__OBJECTIVE__
Copy all lines of the listing that include the string "this".

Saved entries
- - -

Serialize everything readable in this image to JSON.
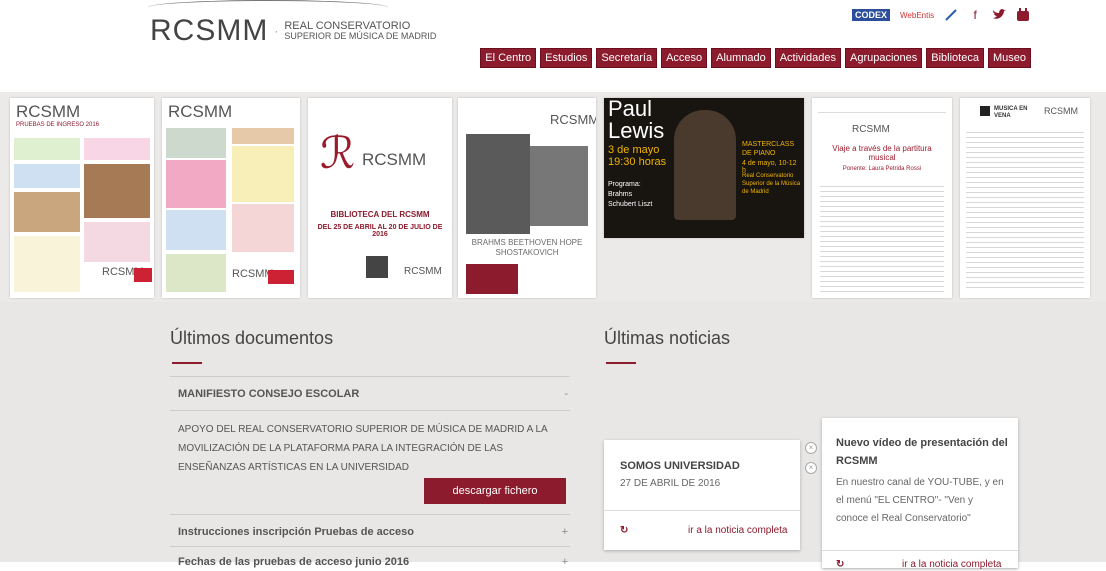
{
  "header": {
    "logo": {
      "main": "RCSMM",
      "line1": "REAL CONSERVATORIO",
      "line2": "SUPERIOR DE MÚSICA DE MADRID"
    },
    "top_icons": {
      "codex": "CODEX",
      "web": "WebEntis"
    }
  },
  "nav": [
    "El Centro",
    "Estudios",
    "Secretaría",
    "Acceso",
    "Alumnado",
    "Actividades",
    "Agrupaciones",
    "Biblioteca",
    "Museo"
  ],
  "banner": {
    "poster1": {
      "logo": "RCSMM",
      "subtitle": "PRUEBAS DE INGRESO 2016"
    },
    "poster2": {
      "logo": "RCSMM"
    },
    "poster3": {
      "title": "BIBLIOTECA DEL RCSMM",
      "dates": "DEL 25 DE ABRIL AL 20 DE JULIO DE 2016"
    },
    "poster4": {
      "composers": "BRAHMS BEETHOVEN HOPE SHOSTAKOVICH"
    },
    "poster5": {
      "name1": "Paul",
      "name2": "Lewis",
      "date": "3 de mayo",
      "time": "19:30 horas",
      "program": "Programa: Brahms Schubert Liszt",
      "masterclass": "MASTERCLASS DE PIANO",
      "mc_date": "4 de mayo, 10-12 h",
      "place": "Real Conservatorio Superior de la Música de Madrid"
    },
    "poster6": {
      "title": "Viaje a través de la partitura musical",
      "speaker": "Ponente: Laura Petrida Rossi"
    },
    "poster7": {
      "title": "MUSICA EN VENA"
    }
  },
  "documents": {
    "title": "Últimos documentos",
    "items": [
      {
        "title": "MANIFIESTO CONSEJO ESCOLAR",
        "sign": "-",
        "body": "APOYO DEL REAL CONSERVATORIO SUPERIOR DE MÚSICA DE MADRID A LA MOVILIZACIÓN DE LA PLATAFORMA PARA LA INTEGRACIÓN DE LAS ENSEÑANZAS ARTÍSTICAS EN LA UNIVERSIDAD",
        "button": "descargar fichero"
      },
      {
        "title": "Instrucciones inscripción Pruebas de acceso",
        "sign": "+"
      },
      {
        "title": "Fechas de las pruebas de acceso junio 2016",
        "sign": "+"
      }
    ]
  },
  "news": {
    "title": "Últimas noticias",
    "card1": {
      "title": "SOMOS UNIVERSIDAD",
      "date": "27 DE ABRIL DE 2016",
      "link": "ir a la noticia completa"
    },
    "card2": {
      "title": "Nuevo vídeo de presentación del RCSMM",
      "body": "En nuestro canal de YOU-TUBE, y en el menú \"EL CENTRO\"- \"Ven y conoce el Real Conservatorio\"",
      "link": "ir a la noticia completa"
    }
  },
  "colors": {
    "accent": "#8b1b2d",
    "background": "#e9e7e5"
  }
}
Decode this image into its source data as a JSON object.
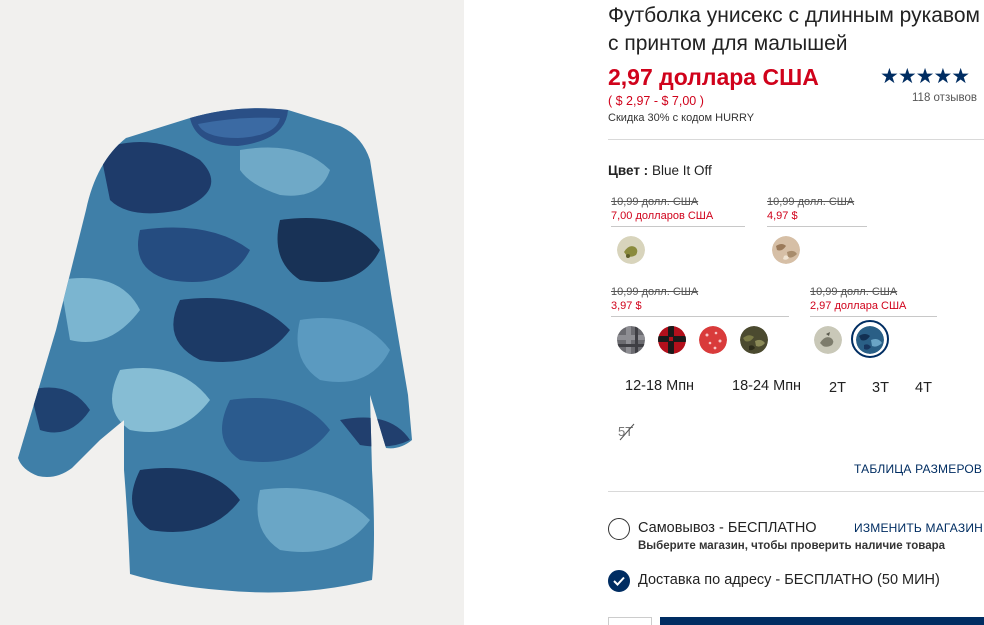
{
  "product": {
    "title": "Футболка унисекс с длинным рукавом с принтом для малышей",
    "price": "2,97 доллара США",
    "price_range": "( $ 2,97 - $ 7,00 )",
    "promo": "Скидка 30% с кодом HURRY",
    "rating_stars": "★★★★★",
    "reviews": "118 отзывов"
  },
  "color": {
    "label": "Цвет :",
    "value": "Blue It Off"
  },
  "price_groups": [
    {
      "old": "10,99 долл. США",
      "new": "7,00 долларов США"
    },
    {
      "old": "10,99 долл. США",
      "new": "4,97 $"
    },
    {
      "old": "10,99 долл. США",
      "new": "3,97 $"
    },
    {
      "old": "10,99 долл. США",
      "new": "2,97 доллара США"
    }
  ],
  "swatches": [
    {
      "name": "dino-green",
      "color": "#c9c3a4"
    },
    {
      "name": "camo-beige",
      "color": "#d6bfa6"
    },
    {
      "name": "gray-plaid",
      "color": "#6b6b70"
    },
    {
      "name": "red-plaid",
      "color": "#b3101c"
    },
    {
      "name": "red-dots",
      "color": "#d93b3b"
    },
    {
      "name": "green-camo",
      "color": "#4b4a2f"
    },
    {
      "name": "gray-dino",
      "color": "#b7b6a5"
    },
    {
      "name": "blue-camo",
      "color": "#2a5f86"
    }
  ],
  "sizes": [
    "12-18 Мпн",
    "18-24 Мпн",
    "2T",
    "3T",
    "4T",
    "5T"
  ],
  "size_chart": "ТАБЛИЦА РАЗМЕРОВ",
  "fulfillment": {
    "pickup_label": "Самовывоз - БЕСПЛАТНО",
    "pickup_sub": "Выберите магазин, чтобы проверить наличие товара",
    "change_store": "ИЗМЕНИТЬ МАГАЗИН",
    "ship_label": "Доставка по адресу - БЕСПЛАТНО (50 МИН)"
  }
}
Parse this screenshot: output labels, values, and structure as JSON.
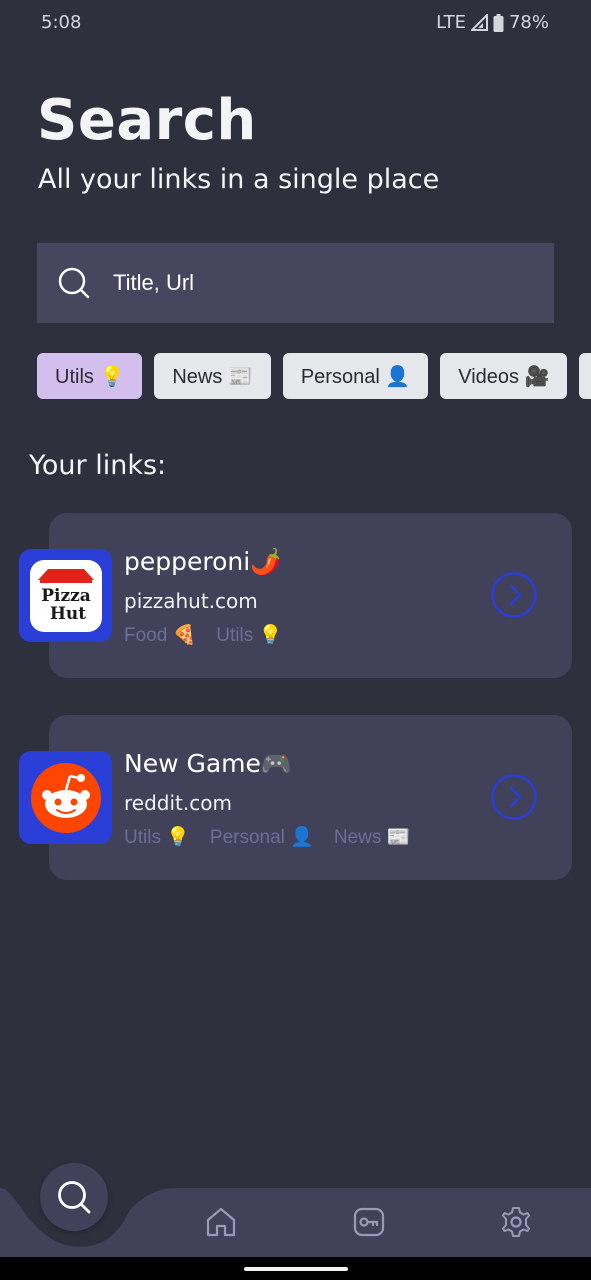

- - -

__COMPLETE OUTPUT__
Serialize everything readable in this image to JSON.
Decode this image into its source data as a JSON object.
Parse this screenshot: output labels, values, and structure as JSON.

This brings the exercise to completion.